» **Short exercise**
Copy every record exactly, and keep the pictures out.

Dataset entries
-.-.-
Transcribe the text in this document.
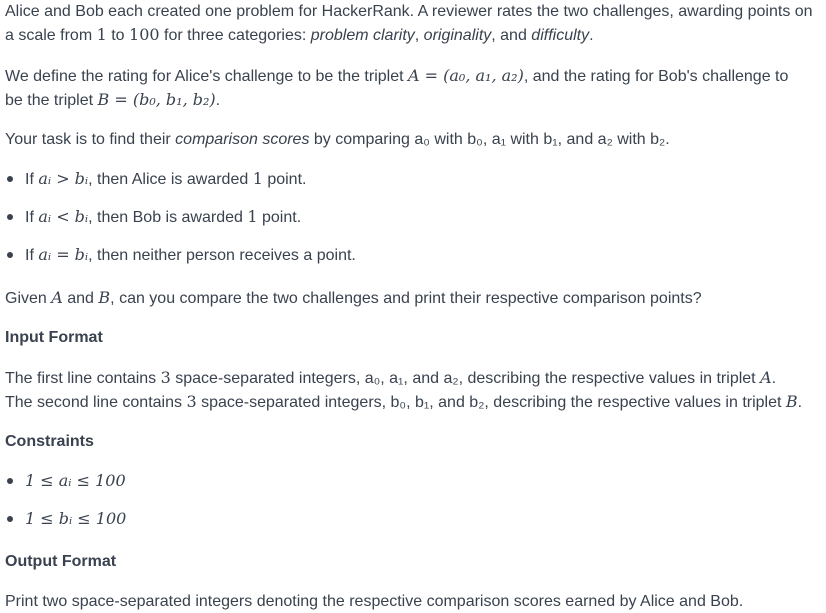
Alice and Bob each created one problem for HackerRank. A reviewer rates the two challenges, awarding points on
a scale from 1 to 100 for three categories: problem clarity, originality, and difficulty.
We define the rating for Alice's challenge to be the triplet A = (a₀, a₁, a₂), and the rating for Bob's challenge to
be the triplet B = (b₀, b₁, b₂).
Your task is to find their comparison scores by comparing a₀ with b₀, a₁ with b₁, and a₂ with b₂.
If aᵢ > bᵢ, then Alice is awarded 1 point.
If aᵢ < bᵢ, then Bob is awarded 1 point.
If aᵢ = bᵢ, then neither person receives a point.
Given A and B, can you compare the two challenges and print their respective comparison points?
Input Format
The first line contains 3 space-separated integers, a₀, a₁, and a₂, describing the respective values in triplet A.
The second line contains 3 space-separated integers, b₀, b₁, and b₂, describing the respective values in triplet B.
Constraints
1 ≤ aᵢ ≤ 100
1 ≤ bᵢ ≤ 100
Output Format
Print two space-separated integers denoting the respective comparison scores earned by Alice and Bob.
-.-.-
» **Written response**
Transcribe the text in this document.
Alice and Bob each created one problem for HackerRank. A reviewer rates the two challenges, awarding points on
a scale from 1 to 100 for three categories: problem clarity, originality, and difficulty.
We define the rating for Alice's challenge to be the triplet A = (a₀, a₁, a₂), and the rating for Bob's challenge to
be the triplet B = (b₀, b₁, b₂).
Your task is to find their comparison scores by comparing a₀ with b₀, a₁ with b₁, and a₂ with b₂.
If aᵢ > bᵢ, then Alice is awarded 1 point.
If aᵢ < bᵢ, then Bob is awarded 1 point.
If aᵢ = bᵢ, then neither person receives a point.
Given A and B, can you compare the two challenges and print their respective comparison points?
Input Format
The first line contains 3 space-separated integers, a₀, a₁, and a₂, describing the respective values in triplet A.
The second line contains 3 space-separated integers, b₀, b₁, and b₂, describing the respective values in triplet B.
Constraints
1 ≤ aᵢ ≤ 100
1 ≤ bᵢ ≤ 100
Output Format
Print two space-separated integers denoting the respective comparison scores earned by Alice and Bob.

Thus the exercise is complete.